◆ Task objective ◆
Collect from the data below each line with "시행규칙".

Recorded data
**********

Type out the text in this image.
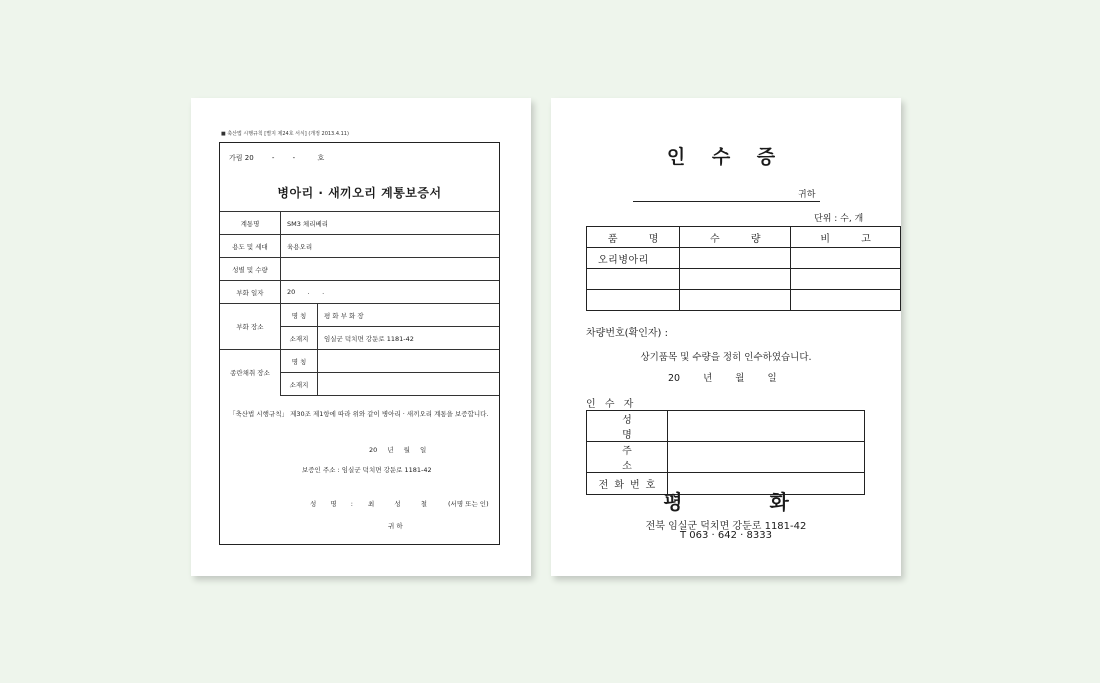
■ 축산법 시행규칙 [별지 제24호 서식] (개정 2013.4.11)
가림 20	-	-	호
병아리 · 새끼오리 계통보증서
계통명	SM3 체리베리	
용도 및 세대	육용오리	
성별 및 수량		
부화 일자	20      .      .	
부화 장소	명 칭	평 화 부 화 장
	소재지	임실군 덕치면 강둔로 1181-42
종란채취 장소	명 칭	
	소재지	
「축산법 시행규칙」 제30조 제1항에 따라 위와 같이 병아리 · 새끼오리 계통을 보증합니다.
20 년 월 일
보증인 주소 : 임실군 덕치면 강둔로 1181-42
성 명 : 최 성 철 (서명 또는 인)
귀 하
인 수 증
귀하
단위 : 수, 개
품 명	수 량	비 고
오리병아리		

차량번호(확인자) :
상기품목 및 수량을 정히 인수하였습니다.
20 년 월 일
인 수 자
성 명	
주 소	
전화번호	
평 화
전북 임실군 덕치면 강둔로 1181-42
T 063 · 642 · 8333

**********

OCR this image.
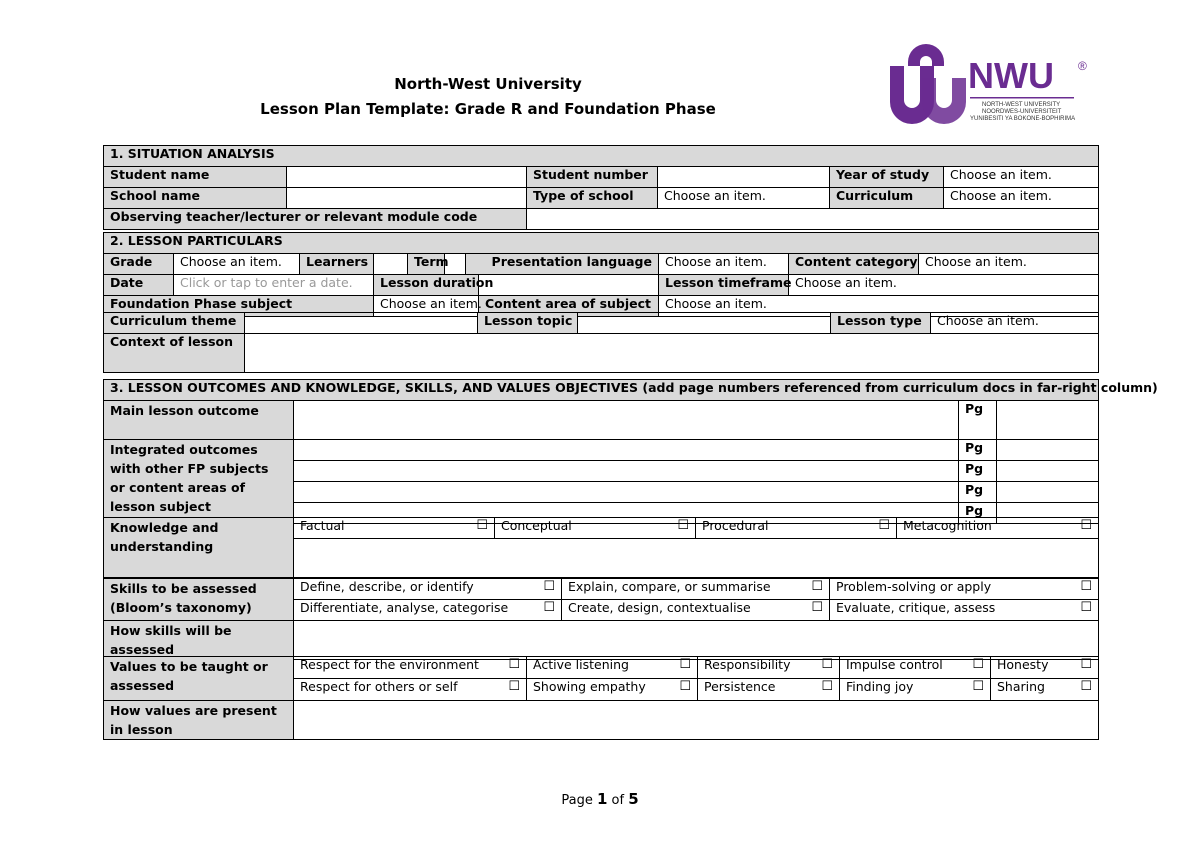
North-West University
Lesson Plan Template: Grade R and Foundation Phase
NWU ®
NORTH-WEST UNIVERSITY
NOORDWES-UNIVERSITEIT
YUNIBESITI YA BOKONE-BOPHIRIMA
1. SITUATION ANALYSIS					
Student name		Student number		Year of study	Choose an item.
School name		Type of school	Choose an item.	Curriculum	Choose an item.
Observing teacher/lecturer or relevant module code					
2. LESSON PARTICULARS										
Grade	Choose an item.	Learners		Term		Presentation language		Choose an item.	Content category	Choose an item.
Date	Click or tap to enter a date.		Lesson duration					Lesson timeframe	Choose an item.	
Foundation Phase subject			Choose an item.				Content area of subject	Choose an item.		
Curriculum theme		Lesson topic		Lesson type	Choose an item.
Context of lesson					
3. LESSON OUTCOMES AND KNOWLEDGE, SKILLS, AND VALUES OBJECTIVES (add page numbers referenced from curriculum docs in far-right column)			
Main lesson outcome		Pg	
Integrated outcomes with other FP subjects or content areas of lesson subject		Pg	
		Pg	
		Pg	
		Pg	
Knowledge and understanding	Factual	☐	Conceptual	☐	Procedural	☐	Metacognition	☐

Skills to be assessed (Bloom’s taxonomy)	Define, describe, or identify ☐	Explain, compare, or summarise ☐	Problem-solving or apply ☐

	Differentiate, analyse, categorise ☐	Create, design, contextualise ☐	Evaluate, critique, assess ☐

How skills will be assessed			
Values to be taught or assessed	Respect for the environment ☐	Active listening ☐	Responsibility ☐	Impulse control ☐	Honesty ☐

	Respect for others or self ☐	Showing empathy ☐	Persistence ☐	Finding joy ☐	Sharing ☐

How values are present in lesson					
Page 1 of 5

**********

◆ Task output ◆
■ 축산법 시행규칙 [별지 제24호 서식] (개정 2013.4.11)
「축산법 시행규칙」 제30조 제1항에 따라 위와 같이 병아리 · 새끼오리 계통을 보증합니다.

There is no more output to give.